# DATA FOR THIS EXERCISE:
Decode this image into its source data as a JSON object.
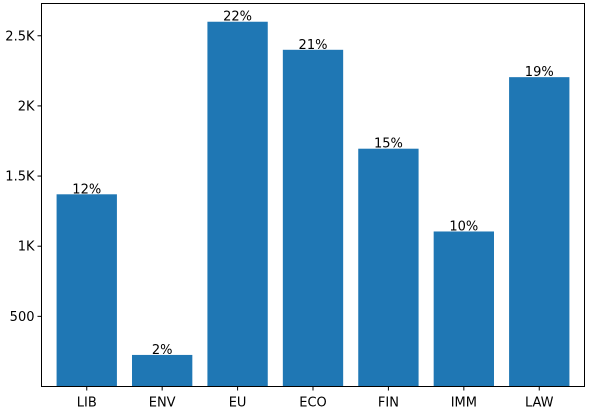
{
  "chart_data": {
    "type": "bar",
    "title": "",
    "xlabel": "",
    "ylabel": "",
    "categories": [
      "LIB",
      "ENV",
      "EU",
      "ECO",
      "FIN",
      "IMM",
      "LAW"
    ],
    "values": [
      1370,
      225,
      2600,
      2400,
      1695,
      1105,
      2205
    ],
    "data_labels": [
      "12%",
      "2%",
      "22%",
      "21%",
      "15%",
      "10%",
      "19%"
    ],
    "ylim": [
      0,
      2730
    ],
    "yticks": [
      500,
      1000,
      1500,
      2000,
      2500
    ],
    "ytick_labels": [
      "500",
      "1K",
      "1.5K",
      "2K",
      "2.5K"
    ],
    "grid": false,
    "colors": {
      "bar": "#1f77b4",
      "axis": "#000000",
      "background": "#ffffff"
    }
  }
}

# WORK TO BE COMPLETED:
The material above holds pictures; copy everything else in it exactly.

# FULL RESPONSE:
Decode this image into its source data as a JSON object.
{
  "chart_data": {
    "type": "bar",
    "title": "",
    "xlabel": "",
    "ylabel": "",
    "categories": [
      "LIB",
      "ENV",
      "EU",
      "ECO",
      "FIN",
      "IMM",
      "LAW"
    ],
    "values": [
      1370,
      225,
      2600,
      2400,
      1695,
      1105,
      2205
    ],
    "data_labels": [
      "12%",
      "2%",
      "22%",
      "21%",
      "15%",
      "10%",
      "19%"
    ],
    "ylim": [
      0,
      2730
    ],
    "yticks": [
      500,
      1000,
      1500,
      2000,
      2500
    ],
    "ytick_labels": [
      "500",
      "1K",
      "1.5K",
      "2K",
      "2.5K"
    ],
    "grid": false,
    "colors": {
      "bar": "#1f77b4",
      "axis": "#000000",
      "background": "#ffffff"
    }
  }
}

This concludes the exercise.